#### Aim
Reproduce this listing in full.

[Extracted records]
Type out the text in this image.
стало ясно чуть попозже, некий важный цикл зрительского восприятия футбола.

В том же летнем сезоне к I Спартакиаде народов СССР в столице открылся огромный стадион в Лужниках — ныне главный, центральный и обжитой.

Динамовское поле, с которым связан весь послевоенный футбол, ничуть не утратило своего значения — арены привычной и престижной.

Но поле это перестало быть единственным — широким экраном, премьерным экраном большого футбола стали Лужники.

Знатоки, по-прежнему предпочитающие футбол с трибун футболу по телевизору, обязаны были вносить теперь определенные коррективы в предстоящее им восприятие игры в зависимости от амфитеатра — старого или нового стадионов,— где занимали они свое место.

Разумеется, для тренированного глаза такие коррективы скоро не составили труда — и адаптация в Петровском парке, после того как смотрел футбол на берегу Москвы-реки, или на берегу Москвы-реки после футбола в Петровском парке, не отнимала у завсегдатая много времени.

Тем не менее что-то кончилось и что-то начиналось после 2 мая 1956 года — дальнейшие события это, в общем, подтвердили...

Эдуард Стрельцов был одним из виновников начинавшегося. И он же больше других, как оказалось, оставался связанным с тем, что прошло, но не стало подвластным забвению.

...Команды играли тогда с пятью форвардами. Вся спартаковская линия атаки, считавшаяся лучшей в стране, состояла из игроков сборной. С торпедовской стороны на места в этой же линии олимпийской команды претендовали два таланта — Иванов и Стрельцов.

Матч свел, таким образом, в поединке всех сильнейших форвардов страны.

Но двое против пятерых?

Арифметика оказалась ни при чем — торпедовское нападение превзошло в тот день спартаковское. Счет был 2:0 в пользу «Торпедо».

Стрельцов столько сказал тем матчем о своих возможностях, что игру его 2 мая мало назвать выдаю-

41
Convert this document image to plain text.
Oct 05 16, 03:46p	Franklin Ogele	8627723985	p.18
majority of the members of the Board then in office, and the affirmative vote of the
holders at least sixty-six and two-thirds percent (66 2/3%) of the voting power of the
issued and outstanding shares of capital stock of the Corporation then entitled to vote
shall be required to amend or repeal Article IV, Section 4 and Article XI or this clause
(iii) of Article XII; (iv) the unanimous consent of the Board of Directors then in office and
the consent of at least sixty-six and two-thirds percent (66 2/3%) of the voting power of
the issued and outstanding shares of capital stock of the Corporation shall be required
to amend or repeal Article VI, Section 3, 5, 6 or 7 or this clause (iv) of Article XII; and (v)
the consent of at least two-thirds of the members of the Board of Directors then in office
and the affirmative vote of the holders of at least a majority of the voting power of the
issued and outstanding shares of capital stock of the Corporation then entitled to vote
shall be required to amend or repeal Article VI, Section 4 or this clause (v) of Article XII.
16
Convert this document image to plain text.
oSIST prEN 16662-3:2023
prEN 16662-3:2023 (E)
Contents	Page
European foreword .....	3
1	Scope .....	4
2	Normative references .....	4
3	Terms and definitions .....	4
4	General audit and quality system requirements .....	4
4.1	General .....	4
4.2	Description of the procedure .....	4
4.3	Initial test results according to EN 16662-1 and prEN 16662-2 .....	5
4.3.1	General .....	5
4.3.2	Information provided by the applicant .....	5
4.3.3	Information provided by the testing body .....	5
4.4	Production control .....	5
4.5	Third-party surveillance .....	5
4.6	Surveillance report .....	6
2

#### In response
Type out the text in this image.
стало ясно чуть попозже, некий важный цикл зрительского восприятия футбола.

В том же летнем сезоне к I Спартакиаде народов СССР в столице открылся огромный стадион в Лужниках — ныне главный, центральный и обжитой.

Динамовское поле, с которым связан весь послевоенный футбол, ничуть не утратило своего значения — арены привычной и престижной.

Но поле это перестало быть единственным — широким экраном, премьерным экраном большого футбола стали Лужники.

Знатоки, по-прежнему предпочитающие футбол с трибун футболу по телевизору, обязаны были вносить теперь определенные коррективы в предстоящее им восприятие игры в зависимости от амфитеатра — старого или нового стадионов,— где занимали они свое место.

Разумеется, для тренированного глаза такие коррективы скоро не составили труда — и адаптация в Петровском парке, после того как смотрел футбол на берегу Москвы-реки, или на берегу Москвы-реки после футбола в Петровском парке, не отнимала у завсегдатая много времени.

Тем не менее что-то кончилось и что-то начиналось после 2 мая 1956 года — дальнейшие события это, в общем, подтвердили...

Эдуард Стрельцов был одним из виновников начинавшегося. И он же больше других, как оказалось, оставался связанным с тем, что прошло, но не стало подвластным забвению.

...Команды играли тогда с пятью форвардами. Вся спартаковская линия атаки, считавшаяся лучшей в стране, состояла из игроков сборной. С торпедовской стороны на места в этой же линии олимпийской команды претендовали два таланта — Иванов и Стрельцов.

Матч свел, таким образом, в поединке всех сильнейших форвардов страны.

Но двое против пятерых?

Арифметика оказалась ни при чем — торпедовское нападение превзошло в тот день спартаковское. Счет был 2:0 в пользу «Торпедо».

Стрельцов столько сказал тем матчем о своих возможностях, что игру его 2 мая мало назвать выдаю-

41
Convert this document image to plain text.
Oct 05 16, 03:46p	Franklin Ogele	8627723985	p.18
majority of the members of the Board then in office, and the affirmative vote of the
holders at least sixty-six and two-thirds percent (66 2/3%) of the voting power of the
issued and outstanding shares of capital stock of the Corporation then entitled to vote
shall be required to amend or repeal Article IV, Section 4 and Article XI or this clause
(iii) of Article XII; (iv) the unanimous consent of the Board of Directors then in office and
the consent of at least sixty-six and two-thirds percent (66 2/3%) of the voting power of
the issued and outstanding shares of capital stock of the Corporation shall be required
to amend or repeal Article VI, Section 3, 5, 6 or 7 or this clause (iv) of Article XII; and (v)
the consent of at least two-thirds of the members of the Board of Directors then in office
and the affirmative vote of the holders of at least a majority of the voting power of the
issued and outstanding shares of capital stock of the Corporation then entitled to vote
shall be required to amend or repeal Article VI, Section 4 or this clause (v) of Article XII.
16
Convert this document image to plain text.
oSIST prEN 16662-3:2023
prEN 16662-3:2023 (E)
Contents	Page
European foreword .....	3
1	Scope .....	4
2	Normative references .....	4
3	Terms and definitions .....	4
4	General audit and quality system requirements .....	4
4.1	General .....	4
4.2	Description of the procedure .....	4
4.3	Initial test results according to EN 16662-1 and prEN 16662-2 .....	5
4.3.1	General .....	5
4.3.2	Information provided by the applicant .....	5
4.3.3	Information provided by the testing body .....	5
4.4	Production control .....	5
4.5	Third-party surveillance .....	5
4.6	Surveillance report .....	6
2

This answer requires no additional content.